## What to work on
From the listing below, select every line where the word "name" appears.

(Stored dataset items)
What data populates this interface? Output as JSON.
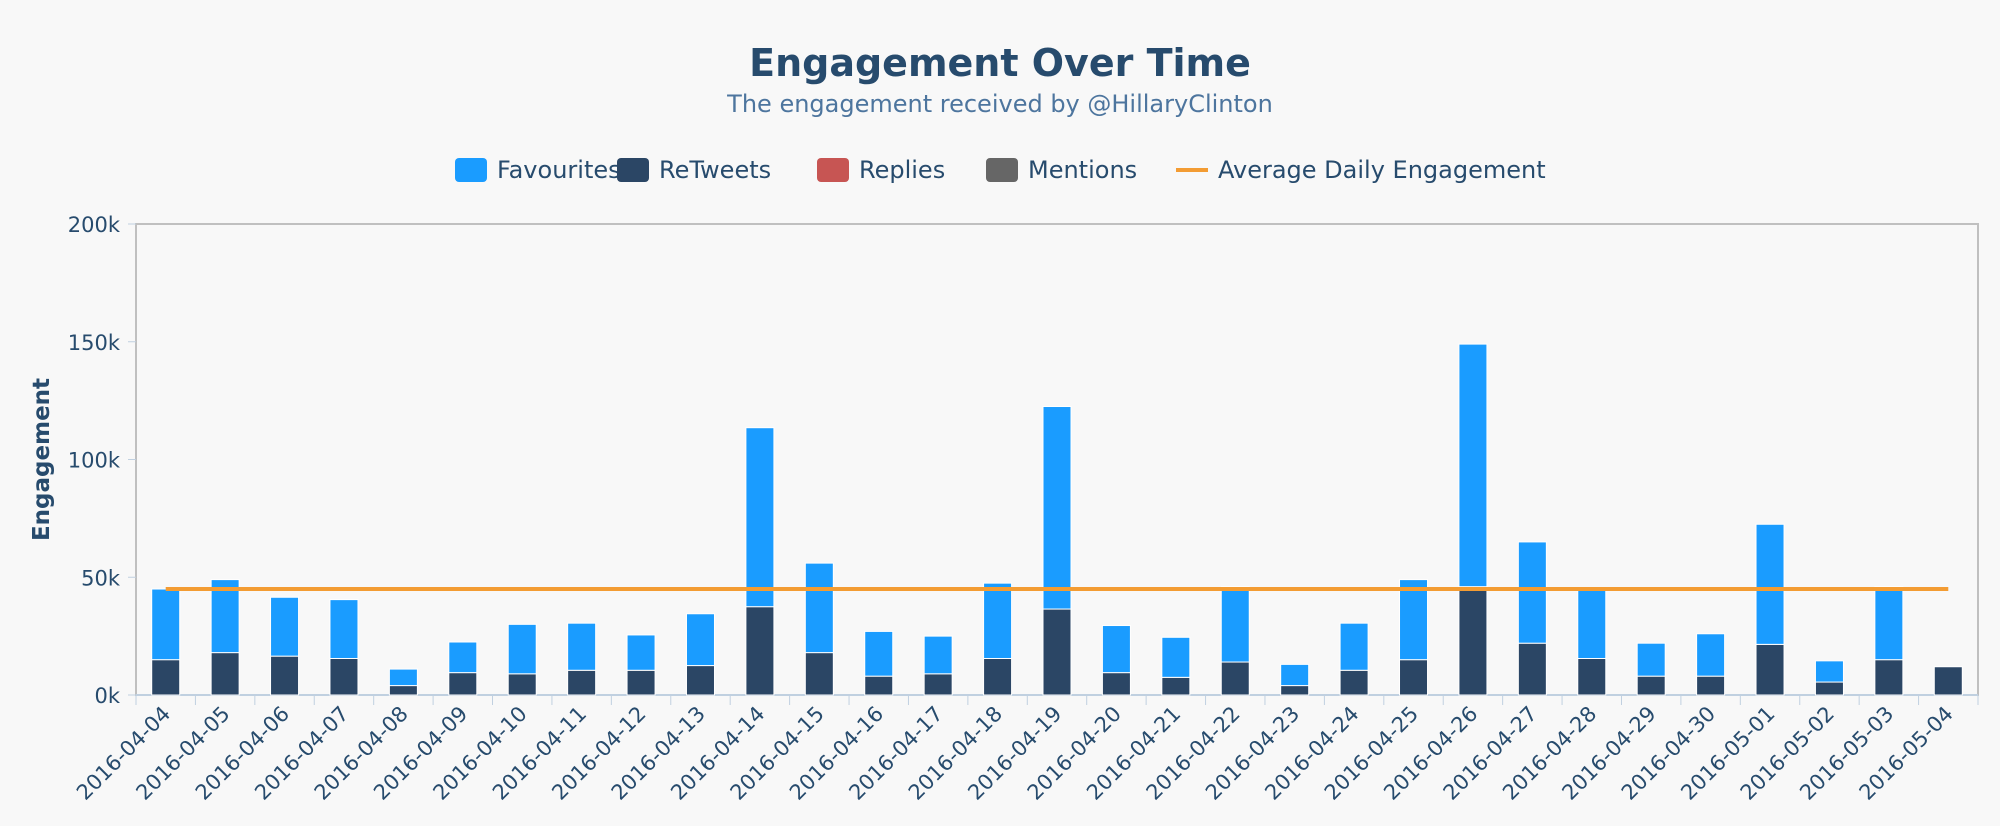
{
  "chart_data": {
    "type": "bar",
    "stacked": true,
    "title": "Engagement Over Time",
    "subtitle": "The engagement received by @HillaryClinton",
    "xlabel": "",
    "ylabel": "Engagement",
    "ylim": [
      0,
      200000
    ],
    "y_ticks": [
      0,
      50000,
      100000,
      150000,
      200000
    ],
    "y_tick_labels": [
      "0k",
      "50k",
      "100k",
      "150k",
      "200k"
    ],
    "grid": false,
    "legend_position": "top",
    "categories": [
      "2016-04-04",
      "2016-04-05",
      "2016-04-06",
      "2016-04-07",
      "2016-04-08",
      "2016-04-09",
      "2016-04-10",
      "2016-04-11",
      "2016-04-12",
      "2016-04-13",
      "2016-04-14",
      "2016-04-15",
      "2016-04-16",
      "2016-04-17",
      "2016-04-18",
      "2016-04-19",
      "2016-04-20",
      "2016-04-21",
      "2016-04-22",
      "2016-04-23",
      "2016-04-24",
      "2016-04-25",
      "2016-04-26",
      "2016-04-27",
      "2016-04-28",
      "2016-04-29",
      "2016-04-30",
      "2016-05-01",
      "2016-05-02",
      "2016-05-03",
      "2016-05-04"
    ],
    "series": [
      {
        "name": "Favourites",
        "color": "#1a9cff",
        "values": [
          30000,
          31000,
          25000,
          25000,
          7000,
          13000,
          21000,
          20000,
          15000,
          22000,
          76000,
          38000,
          19000,
          16000,
          32000,
          86000,
          20000,
          17000,
          32000,
          9000,
          20000,
          34000,
          103000,
          43000,
          30000,
          14000,
          18000,
          51000,
          9000,
          31000,
          0
        ]
      },
      {
        "name": "ReTweets",
        "color": "#2b4665",
        "values": [
          15000,
          18000,
          16500,
          15500,
          4000,
          9500,
          9000,
          10500,
          10500,
          12500,
          37500,
          18000,
          8000,
          9000,
          15500,
          36500,
          9500,
          7500,
          14000,
          4000,
          10500,
          15000,
          46000,
          22000,
          15500,
          8000,
          8000,
          21500,
          5500,
          15000,
          12000
        ]
      },
      {
        "name": "Replies",
        "color": "#c75553",
        "values": [
          0,
          0,
          0,
          0,
          0,
          0,
          0,
          0,
          0,
          0,
          0,
          0,
          0,
          0,
          0,
          0,
          0,
          0,
          0,
          0,
          0,
          0,
          0,
          0,
          0,
          0,
          0,
          0,
          0,
          0,
          0
        ]
      },
      {
        "name": "Mentions",
        "color": "#666666",
        "values": [
          0,
          0,
          0,
          0,
          0,
          0,
          0,
          0,
          0,
          0,
          0,
          0,
          0,
          0,
          0,
          0,
          0,
          0,
          0,
          0,
          0,
          0,
          0,
          0,
          0,
          0,
          0,
          0,
          0,
          0,
          0
        ]
      }
    ],
    "reference_line": {
      "name": "Average Daily Engagement",
      "color": "#f39c33",
      "value": 45000
    }
  }
}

## Solved exercise
        "name": "Favourites",
        "name": "ReTweets",
        "name": "Replies",
        "name": "Mentions",
      "name": "Average Daily Engagement",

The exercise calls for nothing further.